Exercise material:
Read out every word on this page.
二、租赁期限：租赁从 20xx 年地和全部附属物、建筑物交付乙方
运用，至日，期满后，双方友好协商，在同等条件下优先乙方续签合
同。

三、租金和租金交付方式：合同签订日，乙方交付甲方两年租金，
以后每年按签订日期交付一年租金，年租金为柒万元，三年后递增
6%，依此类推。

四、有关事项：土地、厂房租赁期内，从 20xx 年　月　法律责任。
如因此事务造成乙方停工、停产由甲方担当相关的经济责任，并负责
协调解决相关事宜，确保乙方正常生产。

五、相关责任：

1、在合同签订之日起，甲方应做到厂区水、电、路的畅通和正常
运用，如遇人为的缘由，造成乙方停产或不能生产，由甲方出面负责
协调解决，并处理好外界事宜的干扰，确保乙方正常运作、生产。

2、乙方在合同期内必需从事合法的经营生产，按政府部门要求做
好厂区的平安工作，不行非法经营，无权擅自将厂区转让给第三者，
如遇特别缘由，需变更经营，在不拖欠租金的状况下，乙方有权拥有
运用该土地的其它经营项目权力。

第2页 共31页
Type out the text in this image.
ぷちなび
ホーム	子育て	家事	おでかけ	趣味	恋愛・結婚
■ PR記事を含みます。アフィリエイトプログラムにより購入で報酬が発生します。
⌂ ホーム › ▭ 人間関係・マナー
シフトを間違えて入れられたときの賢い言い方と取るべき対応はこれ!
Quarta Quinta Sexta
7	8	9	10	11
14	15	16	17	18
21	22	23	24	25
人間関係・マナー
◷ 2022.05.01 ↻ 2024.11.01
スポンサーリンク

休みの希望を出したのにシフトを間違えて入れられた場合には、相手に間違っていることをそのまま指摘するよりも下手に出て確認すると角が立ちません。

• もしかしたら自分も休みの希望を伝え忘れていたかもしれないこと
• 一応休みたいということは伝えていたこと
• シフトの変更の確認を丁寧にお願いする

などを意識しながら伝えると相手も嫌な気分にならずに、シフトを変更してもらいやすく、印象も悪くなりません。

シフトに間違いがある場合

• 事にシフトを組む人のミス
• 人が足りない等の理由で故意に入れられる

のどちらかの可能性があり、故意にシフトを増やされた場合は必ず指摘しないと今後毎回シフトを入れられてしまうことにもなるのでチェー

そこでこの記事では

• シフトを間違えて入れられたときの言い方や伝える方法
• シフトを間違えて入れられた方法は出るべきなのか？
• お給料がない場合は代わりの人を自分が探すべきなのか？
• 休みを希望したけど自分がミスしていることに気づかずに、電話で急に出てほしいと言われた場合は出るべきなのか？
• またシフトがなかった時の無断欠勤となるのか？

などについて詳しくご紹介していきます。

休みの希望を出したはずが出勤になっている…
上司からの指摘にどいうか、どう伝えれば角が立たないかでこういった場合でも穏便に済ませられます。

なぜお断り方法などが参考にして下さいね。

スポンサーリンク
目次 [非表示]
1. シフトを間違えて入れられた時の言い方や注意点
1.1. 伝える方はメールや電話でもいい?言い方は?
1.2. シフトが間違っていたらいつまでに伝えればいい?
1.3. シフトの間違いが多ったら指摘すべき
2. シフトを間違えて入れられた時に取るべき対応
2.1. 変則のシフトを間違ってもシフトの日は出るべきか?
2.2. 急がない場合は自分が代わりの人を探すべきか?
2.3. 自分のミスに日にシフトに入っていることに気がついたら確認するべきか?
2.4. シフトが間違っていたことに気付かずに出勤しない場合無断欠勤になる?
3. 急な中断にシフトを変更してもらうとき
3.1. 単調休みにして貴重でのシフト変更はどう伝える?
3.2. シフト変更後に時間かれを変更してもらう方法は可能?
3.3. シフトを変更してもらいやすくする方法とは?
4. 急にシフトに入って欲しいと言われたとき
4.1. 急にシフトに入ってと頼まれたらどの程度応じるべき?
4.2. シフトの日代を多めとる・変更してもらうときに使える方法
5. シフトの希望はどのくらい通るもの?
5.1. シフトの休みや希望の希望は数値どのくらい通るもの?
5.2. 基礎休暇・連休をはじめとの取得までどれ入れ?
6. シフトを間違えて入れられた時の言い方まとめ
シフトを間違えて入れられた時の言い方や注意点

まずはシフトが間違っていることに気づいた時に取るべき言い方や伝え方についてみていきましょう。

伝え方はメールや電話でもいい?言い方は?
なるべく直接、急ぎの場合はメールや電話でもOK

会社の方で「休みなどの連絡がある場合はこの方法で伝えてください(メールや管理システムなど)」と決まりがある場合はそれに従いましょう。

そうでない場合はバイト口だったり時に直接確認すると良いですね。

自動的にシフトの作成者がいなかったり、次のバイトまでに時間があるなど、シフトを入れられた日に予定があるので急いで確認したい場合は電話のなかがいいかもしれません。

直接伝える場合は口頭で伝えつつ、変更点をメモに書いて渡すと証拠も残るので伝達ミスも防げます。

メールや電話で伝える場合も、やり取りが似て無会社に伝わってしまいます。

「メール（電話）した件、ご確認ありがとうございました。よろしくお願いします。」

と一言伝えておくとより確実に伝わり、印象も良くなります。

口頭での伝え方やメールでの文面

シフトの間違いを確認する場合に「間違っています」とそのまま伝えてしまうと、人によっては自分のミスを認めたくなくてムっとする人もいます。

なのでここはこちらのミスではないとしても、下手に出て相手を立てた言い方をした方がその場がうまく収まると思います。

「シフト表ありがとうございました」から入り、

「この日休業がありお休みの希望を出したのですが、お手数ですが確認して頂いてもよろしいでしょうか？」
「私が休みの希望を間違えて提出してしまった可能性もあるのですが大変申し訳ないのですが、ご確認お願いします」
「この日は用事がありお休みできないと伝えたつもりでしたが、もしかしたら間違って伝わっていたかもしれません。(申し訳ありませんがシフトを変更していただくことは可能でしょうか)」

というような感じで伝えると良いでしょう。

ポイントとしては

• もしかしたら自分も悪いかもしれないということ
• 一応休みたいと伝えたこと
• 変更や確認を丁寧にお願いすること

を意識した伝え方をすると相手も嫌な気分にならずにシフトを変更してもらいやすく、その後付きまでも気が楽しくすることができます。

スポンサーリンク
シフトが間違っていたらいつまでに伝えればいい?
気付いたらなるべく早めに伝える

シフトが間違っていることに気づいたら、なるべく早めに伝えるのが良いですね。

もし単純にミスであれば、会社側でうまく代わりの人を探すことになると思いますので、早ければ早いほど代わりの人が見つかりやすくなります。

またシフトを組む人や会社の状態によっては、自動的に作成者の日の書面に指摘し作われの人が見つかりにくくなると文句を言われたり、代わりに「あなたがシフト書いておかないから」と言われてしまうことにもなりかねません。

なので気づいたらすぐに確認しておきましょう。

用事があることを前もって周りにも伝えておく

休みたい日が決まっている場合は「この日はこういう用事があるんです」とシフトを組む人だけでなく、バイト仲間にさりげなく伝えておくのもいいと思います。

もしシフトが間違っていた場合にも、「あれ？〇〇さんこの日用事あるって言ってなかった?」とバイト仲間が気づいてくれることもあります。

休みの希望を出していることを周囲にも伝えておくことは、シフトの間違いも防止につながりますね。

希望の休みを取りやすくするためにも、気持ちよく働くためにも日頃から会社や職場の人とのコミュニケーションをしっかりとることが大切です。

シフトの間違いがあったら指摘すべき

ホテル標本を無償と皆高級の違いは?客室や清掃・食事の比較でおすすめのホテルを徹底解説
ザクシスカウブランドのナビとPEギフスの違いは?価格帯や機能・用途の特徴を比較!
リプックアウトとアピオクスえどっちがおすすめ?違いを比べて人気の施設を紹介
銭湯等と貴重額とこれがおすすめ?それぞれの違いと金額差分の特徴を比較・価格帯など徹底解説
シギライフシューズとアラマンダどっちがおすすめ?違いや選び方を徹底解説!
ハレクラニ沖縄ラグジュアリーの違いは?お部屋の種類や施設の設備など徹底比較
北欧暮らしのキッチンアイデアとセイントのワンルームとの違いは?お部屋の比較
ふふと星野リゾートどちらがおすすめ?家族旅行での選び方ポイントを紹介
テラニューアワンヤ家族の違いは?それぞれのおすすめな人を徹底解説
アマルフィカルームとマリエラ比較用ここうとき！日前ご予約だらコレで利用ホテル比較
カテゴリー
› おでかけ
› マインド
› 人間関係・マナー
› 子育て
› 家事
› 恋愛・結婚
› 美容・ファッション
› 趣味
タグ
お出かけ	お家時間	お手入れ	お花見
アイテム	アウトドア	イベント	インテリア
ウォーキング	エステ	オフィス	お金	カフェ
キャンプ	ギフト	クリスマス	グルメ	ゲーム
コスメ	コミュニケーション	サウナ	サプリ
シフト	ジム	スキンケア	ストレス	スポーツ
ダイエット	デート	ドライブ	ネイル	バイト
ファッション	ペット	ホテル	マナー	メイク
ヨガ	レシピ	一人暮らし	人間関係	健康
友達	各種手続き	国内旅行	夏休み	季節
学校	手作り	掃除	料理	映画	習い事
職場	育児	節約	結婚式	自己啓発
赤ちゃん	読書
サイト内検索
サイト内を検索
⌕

Required task: Count all lines of the data that include "シフトが間違っていたらいつまでに伝えればいい". The answer is the number alone.

Answer to this task: 2